> _THE TASK_
Transcribe each line of the material as it is, and drop any picture.

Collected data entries
◆ ◆ ◆ ◆

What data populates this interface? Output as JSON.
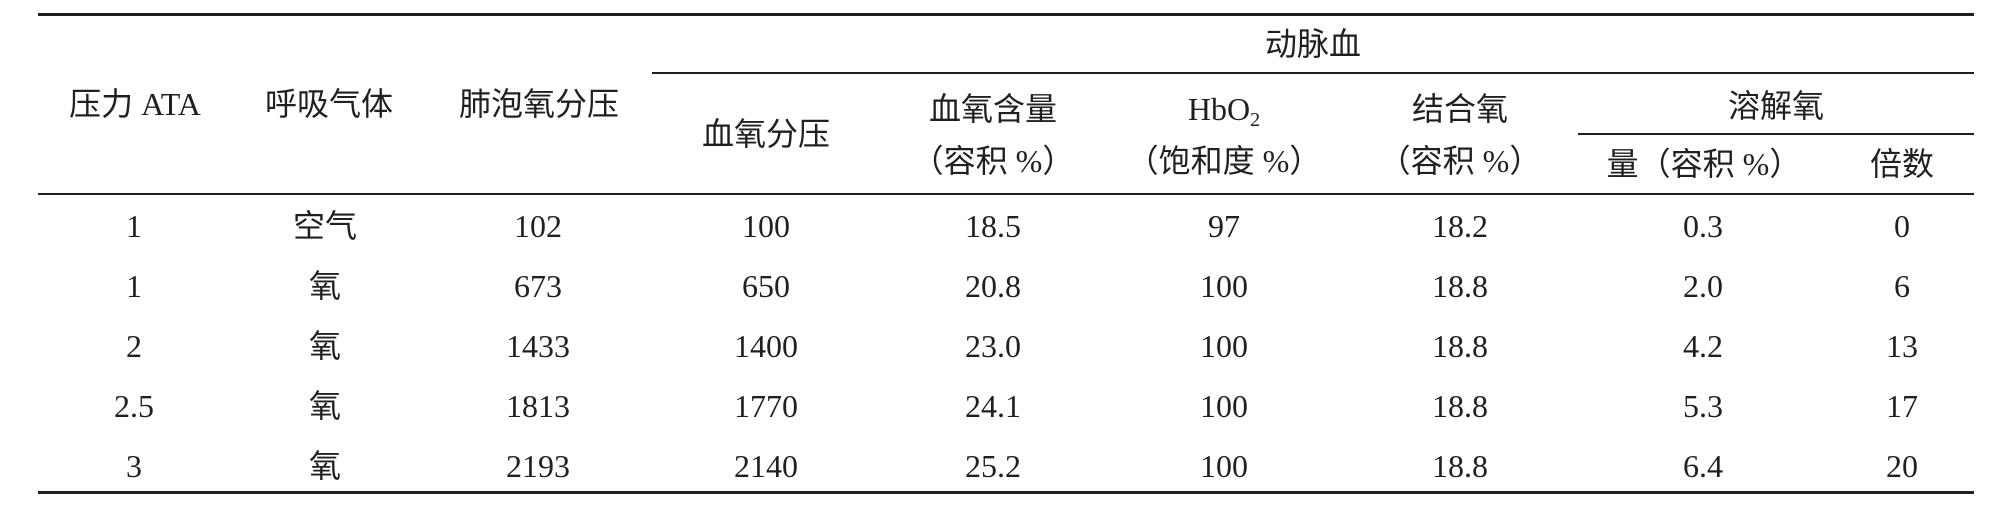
{
  "table": {
    "headers": {
      "pressure": "压力 ATA",
      "breathing_gas": "呼吸气体",
      "alveolar_po2": "肺泡氧分压",
      "arterial_blood": "动脉血",
      "blood_po2": "血氧分压",
      "blood_o2_content_line1": "血氧含量",
      "blood_o2_content_line2": "（容积 %）",
      "hbo2_base": "HbO",
      "hbo2_sub": "2",
      "hbo2_line2": "（饱和度 %）",
      "bound_o2_line1": "结合氧",
      "bound_o2_line2": "（容积 %）",
      "dissolved_o2": "溶解氧",
      "dissolved_amount": "量（容积 %）",
      "multiple": "倍数"
    },
    "rows": [
      [
        "1",
        "空气",
        "102",
        "100",
        "18.5",
        "97",
        "18.2",
        "0.3",
        "0"
      ],
      [
        "1",
        "氧",
        "673",
        "650",
        "20.8",
        "100",
        "18.8",
        "2.0",
        "6"
      ],
      [
        "2",
        "氧",
        "1433",
        "1400",
        "23.0",
        "100",
        "18.8",
        "4.2",
        "13"
      ],
      [
        "2.5",
        "氧",
        "1813",
        "1770",
        "24.1",
        "100",
        "18.8",
        "5.3",
        "17"
      ],
      [
        "3",
        "氧",
        "2193",
        "2140",
        "25.2",
        "100",
        "18.8",
        "6.4",
        "20"
      ]
    ]
  }
}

◆ ◆ ◆ ◆

> _THE REPLY_
What data populates this interface? Output as JSON.
{
  "table": {
    "headers": {
      "pressure": "压力 ATA",
      "breathing_gas": "呼吸气体",
      "alveolar_po2": "肺泡氧分压",
      "arterial_blood": "动脉血",
      "blood_po2": "血氧分压",
      "blood_o2_content_line1": "血氧含量",
      "blood_o2_content_line2": "（容积 %）",
      "hbo2_base": "HbO",
      "hbo2_sub": "2",
      "hbo2_line2": "（饱和度 %）",
      "bound_o2_line1": "结合氧",
      "bound_o2_line2": "（容积 %）",
      "dissolved_o2": "溶解氧",
      "dissolved_amount": "量（容积 %）",
      "multiple": "倍数"
    },
    "rows": [
      [
        "1",
        "空气",
        "102",
        "100",
        "18.5",
        "97",
        "18.2",
        "0.3",
        "0"
      ],
      [
        "1",
        "氧",
        "673",
        "650",
        "20.8",
        "100",
        "18.8",
        "2.0",
        "6"
      ],
      [
        "2",
        "氧",
        "1433",
        "1400",
        "23.0",
        "100",
        "18.8",
        "4.2",
        "13"
      ],
      [
        "2.5",
        "氧",
        "1813",
        "1770",
        "24.1",
        "100",
        "18.8",
        "5.3",
        "17"
      ],
      [
        "3",
        "氧",
        "2193",
        "2140",
        "25.2",
        "100",
        "18.8",
        "6.4",
        "20"
      ]
    ]
  }
}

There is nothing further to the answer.